TASK BRIEF>
Look through the data below. Pick out the lines holding the string "该液体所含的分子个数是".

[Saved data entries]
(begin)
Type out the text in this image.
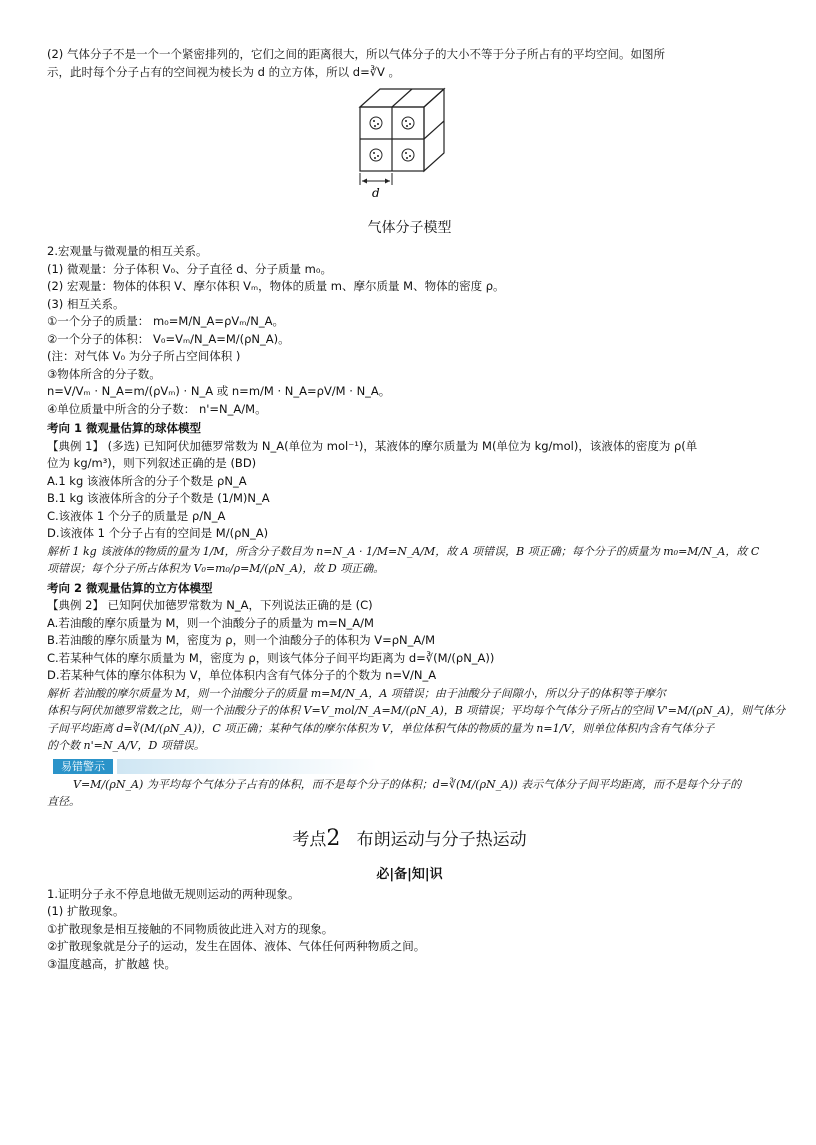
(2) 气体分子不是一个一个紧密排列的，它们之间的距离很大，所以气体分子的大小不等于分子所占有的平均空间。如图所
示，此时每个分子占有的空间视为棱长为 d 的立方体，所以 d=∛V 。
d
气体分子模型
2.宏观量与微观量的相互关系。
(1) 微观量：分子体积 V₀、分子直径 d、分子质量 m₀。
(2) 宏观量：物体的体积 V、摩尔体积 Vₘ，物体的质量 m、摩尔质量 M、物体的密度 ρ。
(3) 相互关系。
①一个分子的质量： m₀=M/N_A=ρVₘ/N_A。
②一个分子的体积： V₀=Vₘ/N_A=M/(ρN_A)。
(注：对气体 V₀ 为分子所占空间体积 )
③物体所含的分子数。
n=V/Vₘ · N_A=m/(ρVₘ) · N_A 或 n=m/M · N_A=ρV/M · N_A。
④单位质量中所含的分子数： n'=N_A/M。
考向 1 微观量估算的球体模型
【典例 1】 (多选) 已知阿伏加德罗常数为 N_A(单位为 mol⁻¹)，某液体的摩尔质量为 M(单位为 kg/mol)，该液体的密度为 ρ(单
位为 kg/m³)，则下列叙述正确的是 (BD)
A.1 kg 该液体所含的分子个数是 ρN_A
B.1 kg 该液体所含的分子个数是 (1/M)N_A
C.该液体 1 个分子的质量是 ρ/N_A
D.该液体 1 个分子占有的空间是 M/(ρN_A)
解析 1 kg 该液体的物质的量为 1/M，所含分子数目为 n=N_A · 1/M=N_A/M，故 A 项错误，B 项正确；每个分子的质量为 m₀=M/N_A，故 C
项错误；每个分子所占体积为 V₀=m₀/ρ=M/(ρN_A)，故 D 项正确。
考向 2 微观量估算的立方体模型
【典例 2】 已知阿伏加德罗常数为 N_A，下列说法正确的是 (C)
A.若油酸的摩尔质量为 M，则一个油酸分子的质量为 m=N_A/M
B.若油酸的摩尔质量为 M，密度为 ρ，则一个油酸分子的体积为 V=ρN_A/M
C.若某种气体的摩尔质量为 M，密度为 ρ，则该气体分子间平均距离为 d=∛(M/(ρN_A))
D.若某种气体的摩尔体积为 V，单位体积内含有气体分子的个数为 n=V/N_A
解析 若油酸的摩尔质量为 M，则一个油酸分子的质量 m=M/N_A，A 项错误；由于油酸分子间隙小，所以分子的体积等于摩尔
体积与阿伏加德罗常数之比，则一个油酸分子的体积 V=V_mol/N_A=M/(ρN_A)，B 项错误；平均每个气体分子所占的空间 V'=M/(ρN_A)，则气体分
子间平均距离 d=∛(M/(ρN_A))，C 项正确；某种气体的摩尔体积为 V，单位体积气体的物质的量为 n=1/V，则单位体积内含有气体分子
的个数 n'=N_A/V，D 项错误。
易错警示
V=M/(ρN_A) 为平均每个气体分子占有的体积，而不是每个分子的体积；d=∛(M/(ρN_A)) 表示气体分子间平均距离，而不是每个分子的
直径。
考点2 布朗运动与分子热运动
必|备|知|识
1.证明分子永不停息地做无规则运动的两种现象。
(1) 扩散现象。
①扩散现象是相互接触的不同物质彼此进入对方的现象。
②扩散现象就是分子的运动，发生在固体、液体、气体任何两种物质之间。
③温度越高，扩散越 快。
(end)
RESULT OF THIS EXERCISE>
A.1 kg 该液体所含的分子个数是 ρN_A
B.1 kg 该液体所含的分子个数是 (1/M)N_A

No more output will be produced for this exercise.